▶ _DATA PROVIDED_:
········

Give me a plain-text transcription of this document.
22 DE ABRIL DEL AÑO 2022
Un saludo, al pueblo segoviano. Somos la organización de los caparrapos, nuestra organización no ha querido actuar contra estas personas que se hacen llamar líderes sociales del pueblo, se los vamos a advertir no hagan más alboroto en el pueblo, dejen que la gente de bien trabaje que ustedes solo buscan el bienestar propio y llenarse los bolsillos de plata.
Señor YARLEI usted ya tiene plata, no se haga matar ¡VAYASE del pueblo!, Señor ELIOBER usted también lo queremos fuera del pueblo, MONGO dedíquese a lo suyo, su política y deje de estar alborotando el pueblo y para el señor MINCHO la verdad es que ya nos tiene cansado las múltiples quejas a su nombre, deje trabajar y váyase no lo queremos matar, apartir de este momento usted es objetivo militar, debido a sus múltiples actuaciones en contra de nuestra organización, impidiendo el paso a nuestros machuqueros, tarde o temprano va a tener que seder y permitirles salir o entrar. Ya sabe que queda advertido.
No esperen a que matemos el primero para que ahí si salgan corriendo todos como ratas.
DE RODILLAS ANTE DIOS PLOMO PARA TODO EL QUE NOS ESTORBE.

········

▶ _PROBLEM DETAILS_: Copy out all of the records above with nothing altered.

▶ _FINAL RESULT_:
Give me a plain-text transcription of this document.
22 DE ABRIL DEL AÑO 2022
Un saludo, al pueblo segoviano. Somos la organización de los caparrapos, nuestra organización no ha querido actuar contra estas personas que se hacen llamar líderes sociales del pueblo, se los vamos a advertir no hagan más alboroto en el pueblo, dejen que la gente de bien trabaje que ustedes solo buscan el bienestar propio y llenarse los bolsillos de plata.
Señor YARLEI usted ya tiene plata, no se haga matar ¡VAYASE del pueblo!, Señor ELIOBER usted también lo queremos fuera del pueblo, MONGO dedíquese a lo suyo, su política y deje de estar alborotando el pueblo y para el señor MINCHO la verdad es que ya nos tiene cansado las múltiples quejas a su nombre, deje trabajar y váyase no lo queremos matar, apartir de este momento usted es objetivo militar, debido a sus múltiples actuaciones en contra de nuestra organización, impidiendo el paso a nuestros machuqueros, tarde o temprano va a tener que seder y permitirles salir o entrar. Ya sabe que queda advertido.
No esperen a que matemos el primero para que ahí si salgan corriendo todos como ratas.
DE RODILLAS ANTE DIOS PLOMO PARA TODO EL QUE NOS ESTORBE.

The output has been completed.